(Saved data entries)

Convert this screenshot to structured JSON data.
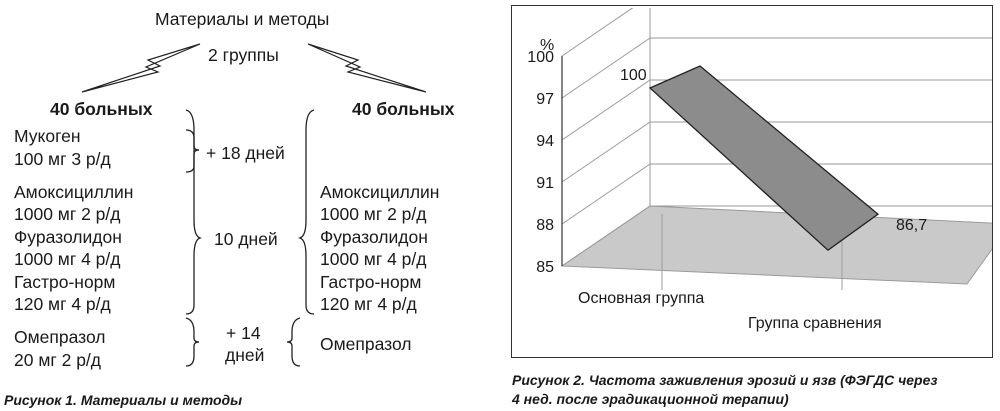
{
  "figure1": {
    "title": "Материалы и методы",
    "subtitle": "2 группы",
    "left_group": {
      "header": "40 больных",
      "drugs": [
        {
          "name": "Мукоген",
          "dose": "100 мг 3 р/д"
        },
        {
          "name": "Амоксициллин",
          "dose": "1000 мг 2 р/д"
        },
        {
          "name": "Фуразолидон",
          "dose": "1000 мг 4 р/д"
        },
        {
          "name": "Гастро-норм",
          "dose": "120 мг 4 р/д"
        },
        {
          "name": "Омепразол",
          "dose": "20 мг 2 р/д"
        }
      ]
    },
    "right_group": {
      "header": "40 больных",
      "drugs": [
        {
          "name": "Амоксициллин",
          "dose": "1000 мг 2 р/д"
        },
        {
          "name": "Фуразолидон",
          "dose": "1000 мг 4 р/д"
        },
        {
          "name": "Гастро-норм",
          "dose": "120 мг 4 р/д"
        },
        {
          "name": "Омепразол"
        }
      ]
    },
    "durations": {
      "first": "+ 18 дней",
      "second": "10 дней",
      "third_line1": "+ 14",
      "third_line2": "дней"
    },
    "caption": "Рисунок 1. Материалы и методы"
  },
  "figure2": {
    "caption_line1": "Рисунок 2. Частота заживления эрозий и язв (ФЭГДС через",
    "caption_line2": "4 нед. после эрадикационной терапии)"
  },
  "chart_data": {
    "type": "area",
    "title": "",
    "xlabel": "",
    "ylabel": "%",
    "categories": [
      "Основная группа",
      "Группа сравнения"
    ],
    "values": [
      100,
      86.7
    ],
    "data_labels": [
      "100",
      "86,7"
    ],
    "ylim": [
      85,
      100
    ],
    "yticks": [
      85,
      88,
      91,
      94,
      97,
      100
    ],
    "ytick_labels": [
      "85",
      "88",
      "91",
      "94",
      "97",
      "100"
    ],
    "grid": true,
    "projection": "3d",
    "colors": {
      "fill": "#8c8c8c",
      "floor": "#c9c9c9",
      "grid": "#9a9a9a"
    }
  }
}
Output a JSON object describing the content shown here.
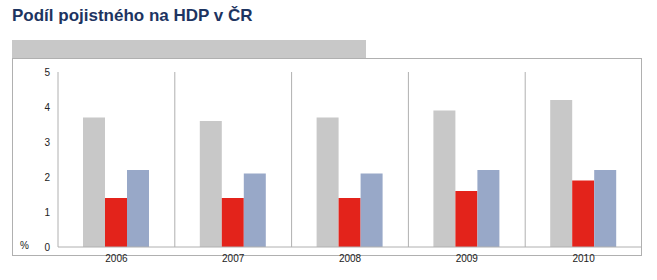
{
  "chart_data": {
    "type": "bar",
    "title": "Podíl pojistného na HDP v ČR",
    "y_label": "%",
    "categories": [
      "2006",
      "2007",
      "2008",
      "2009",
      "2010"
    ],
    "series": [
      {
        "color": "#c8c8c8",
        "values": [
          3.7,
          3.6,
          3.7,
          3.9,
          4.2
        ]
      },
      {
        "color": "#e3231b",
        "values": [
          1.4,
          1.4,
          1.4,
          1.6,
          1.9
        ]
      },
      {
        "color": "#98a8c8",
        "values": [
          2.2,
          2.1,
          2.1,
          2.2,
          2.2
        ]
      }
    ],
    "ylim": [
      0,
      5
    ],
    "yticks": [
      0,
      1,
      2,
      3,
      4,
      5
    ]
  }
}
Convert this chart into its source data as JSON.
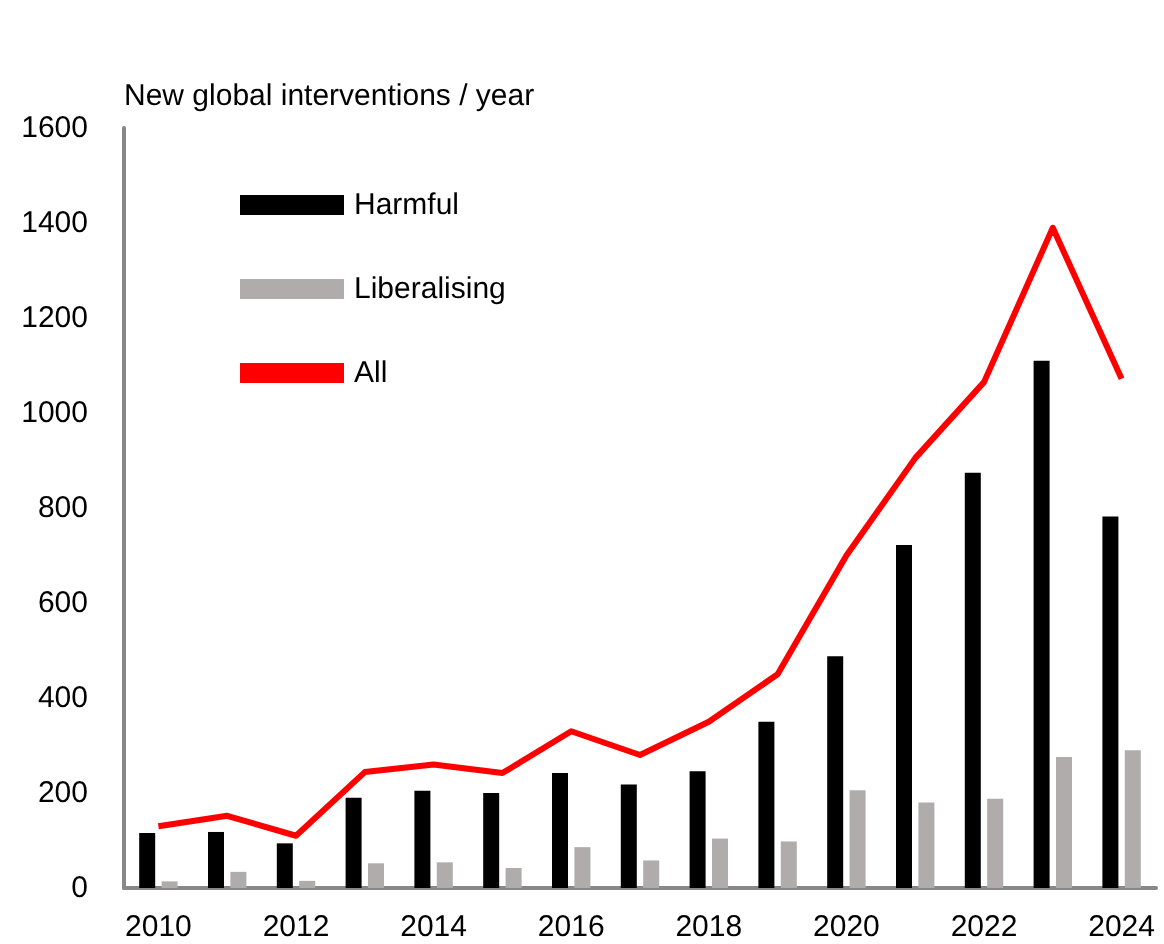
{
  "chart_data": {
    "type": "bar",
    "ylabel": "New global interventions / year",
    "categories": [
      "2010",
      null,
      "2012",
      null,
      "2014",
      null,
      "2016",
      null,
      "2018",
      null,
      "2020",
      null,
      "2022",
      null,
      "2024"
    ],
    "series": [
      {
        "name": "Harmful",
        "color": "#000000",
        "values": [
          116,
          118,
          94,
          190,
          205,
          200,
          242,
          218,
          246,
          350,
          488,
          722,
          874,
          1110,
          782
        ]
      },
      {
        "name": "Liberalising",
        "color": "#b0acac",
        "values": [
          14,
          34,
          15,
          52,
          54,
          42,
          86,
          58,
          104,
          98,
          206,
          180,
          188,
          276,
          290
        ]
      },
      {
        "name": "All",
        "type": "line",
        "color": "#ff0000",
        "values": [
          130,
          152,
          110,
          244,
          260,
          242,
          330,
          280,
          350,
          450,
          700,
          905,
          1065,
          1390,
          1072
        ]
      }
    ],
    "ylim": [
      0,
      1600
    ],
    "yticks": [
      0,
      200,
      400,
      600,
      800,
      1000,
      1200,
      1400,
      1600
    ],
    "grid": false,
    "legend": "top left",
    "marker": "none",
    "line_style": "solid"
  }
}
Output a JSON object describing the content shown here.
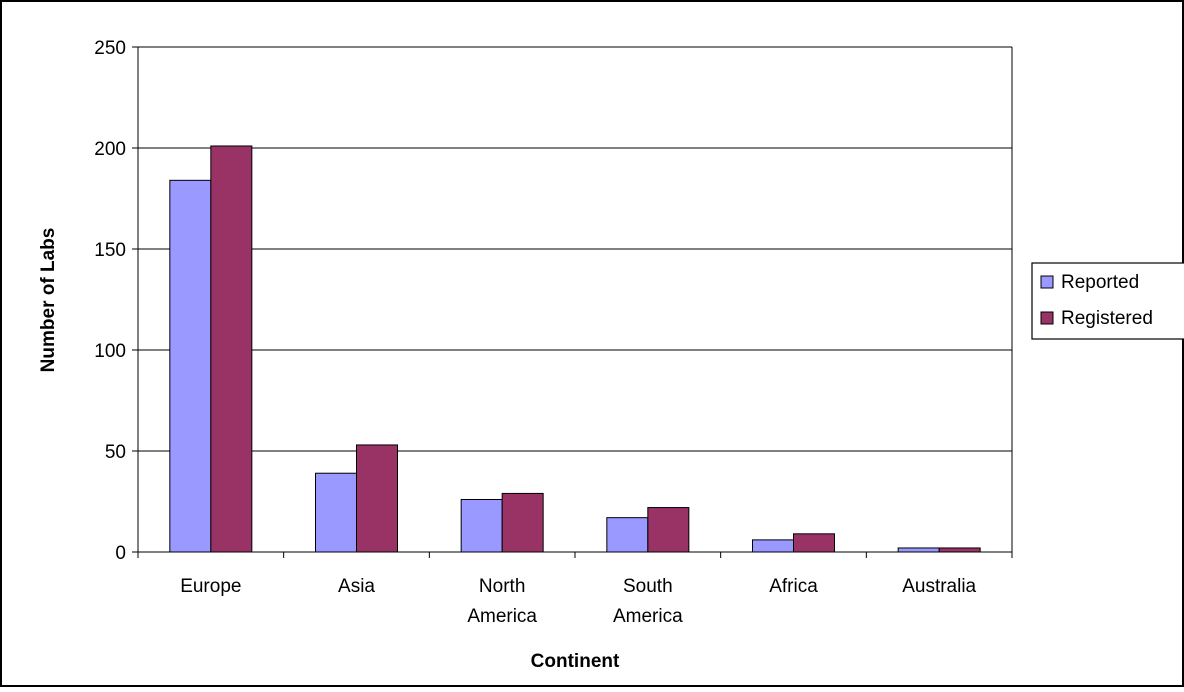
{
  "chart_data": {
    "type": "bar",
    "title": "",
    "xlabel": "Continent",
    "ylabel": "Number of Labs",
    "categories": [
      "Europe",
      "Asia",
      "North America",
      "South America",
      "Africa",
      "Australia"
    ],
    "category_lines": [
      [
        "Europe"
      ],
      [
        "Asia"
      ],
      [
        "North",
        "America"
      ],
      [
        "South",
        "America"
      ],
      [
        "Africa"
      ],
      [
        "Australia"
      ]
    ],
    "series": [
      {
        "name": "Reported",
        "values": [
          184,
          39,
          26,
          17,
          6,
          2
        ],
        "color": "#9999ff"
      },
      {
        "name": "Registered",
        "values": [
          201,
          53,
          29,
          22,
          9,
          2
        ],
        "color": "#993366"
      }
    ],
    "ylim": [
      0,
      250
    ],
    "yticks": [
      0,
      50,
      100,
      150,
      200,
      250
    ],
    "grid": true,
    "legend_position": "right"
  }
}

- Brief:
Write out each line again precisely as it appears, skipping every picture.

- Final result:
Convert this screenshot to structured JSON data.
{
  "figure1": {
    "title": "Материалы и методы",
    "subtitle": "2 группы",
    "left_group": {
      "header": "40 больных",
      "drugs": [
        {
          "name": "Мукоген",
          "dose": "100 мг 3 р/д"
        },
        {
          "name": "Амоксициллин",
          "dose": "1000 мг 2 р/д"
        },
        {
          "name": "Фуразолидон",
          "dose": "1000 мг 4 р/д"
        },
        {
          "name": "Гастро-норм",
          "dose": "120 мг 4 р/д"
        },
        {
          "name": "Омепразол",
          "dose": "20 мг 2 р/д"
        }
      ]
    },
    "right_group": {
      "header": "40 больных",
      "drugs": [
        {
          "name": "Амоксициллин",
          "dose": "1000 мг 2 р/д"
        },
        {
          "name": "Фуразолидон",
          "dose": "1000 мг 4 р/д"
        },
        {
          "name": "Гастро-норм",
          "dose": "120 мг 4 р/д"
        },
        {
          "name": "Омепразол"
        }
      ]
    },
    "durations": {
      "first": "+ 18 дней",
      "second": "10 дней",
      "third_line1": "+ 14",
      "third_line2": "дней"
    },
    "caption": "Рисунок 1. Материалы и методы"
  },
  "figure2": {
    "caption_line1": "Рисунок 2. Частота заживления эрозий и язв (ФЭГДС через",
    "caption_line2": "4 нед. после эрадикационной терапии)"
  },
  "chart_data": {
    "type": "area",
    "title": "",
    "xlabel": "",
    "ylabel": "%",
    "categories": [
      "Основная группа",
      "Группа сравнения"
    ],
    "values": [
      100,
      86.7
    ],
    "data_labels": [
      "100",
      "86,7"
    ],
    "ylim": [
      85,
      100
    ],
    "yticks": [
      85,
      88,
      91,
      94,
      97,
      100
    ],
    "ytick_labels": [
      "85",
      "88",
      "91",
      "94",
      "97",
      "100"
    ],
    "grid": true,
    "projection": "3d",
    "colors": {
      "fill": "#8c8c8c",
      "floor": "#c9c9c9",
      "grid": "#9a9a9a"
    }
  }
}
Output a JSON object describing the content shown here.
{
  "chart_data": {
    "type": "bar",
    "title": "Podíl pojistného na HDP v ČR",
    "y_label": "%",
    "categories": [
      "2006",
      "2007",
      "2008",
      "2009",
      "2010"
    ],
    "series": [
      {
        "color": "#c8c8c8",
        "values": [
          3.7,
          3.6,
          3.7,
          3.9,
          4.2
        ]
      },
      {
        "color": "#e3231b",
        "values": [
          1.4,
          1.4,
          1.4,
          1.6,
          1.9
        ]
      },
      {
        "color": "#98a8c8",
        "values": [
          2.2,
          2.1,
          2.1,
          2.2,
          2.2
        ]
      }
    ],
    "ylim": [
      0,
      5
    ],
    "yticks": [
      0,
      1,
      2,
      3,
      4,
      5
    ]
  }
}
Convert this chart into its source data as JSON.
{
  "chart_data": {
    "type": "bar",
    "ylabel": "New global interventions / year",
    "categories": [
      "2010",
      null,
      "2012",
      null,
      "2014",
      null,
      "2016",
      null,
      "2018",
      null,
      "2020",
      null,
      "2022",
      null,
      "2024"
    ],
    "series": [
      {
        "name": "Harmful",
        "color": "#000000",
        "values": [
          116,
          118,
          94,
          190,
          205,
          200,
          242,
          218,
          246,
          350,
          488,
          722,
          874,
          1110,
          782
        ]
      },
      {
        "name": "Liberalising",
        "color": "#b0acac",
        "values": [
          14,
          34,
          15,
          52,
          54,
          42,
          86,
          58,
          104,
          98,
          206,
          180,
          188,
          276,
          290
        ]
      },
      {
        "name": "All",
        "type": "line",
        "color": "#ff0000",
        "values": [
          130,
          152,
          110,
          244,
          260,
          242,
          330,
          280,
          350,
          450,
          700,
          905,
          1065,
          1390,
          1072
        ]
      }
    ],
    "ylim": [
      0,
      1600
    ],
    "yticks": [
      0,
      200,
      400,
      600,
      800,
      1000,
      1200,
      1400,
      1600
    ],
    "grid": false,
    "legend": "top left",
    "marker": "none",
    "line_style": "solid"
  }
}
Output a JSON object describing the content shown here.
{
  "chart_data": {
    "type": "bar",
    "title": "",
    "xlabel": "Continent",
    "ylabel": "Number of Labs",
    "categories": [
      "Europe",
      "Asia",
      "North America",
      "South America",
      "Africa",
      "Australia"
    ],
    "category_lines": [
      [
        "Europe"
      ],
      [
        "Asia"
      ],
      [
        "North",
        "America"
      ],
      [
        "South",
        "America"
      ],
      [
        "Africa"
      ],
      [
        "Australia"
      ]
    ],
    "series": [
      {
        "name": "Reported",
        "values": [
          184,
          39,
          26,
          17,
          6,
          2
        ],
        "color": "#9999ff"
      },
      {
        "name": "Registered",
        "values": [
          201,
          53,
          29,
          22,
          9,
          2
        ],
        "color": "#993366"
      }
    ],
    "ylim": [
      0,
      250
    ],
    "yticks": [
      0,
      50,
      100,
      150,
      200,
      250
    ],
    "grid": true,
    "legend_position": "right"
  }
}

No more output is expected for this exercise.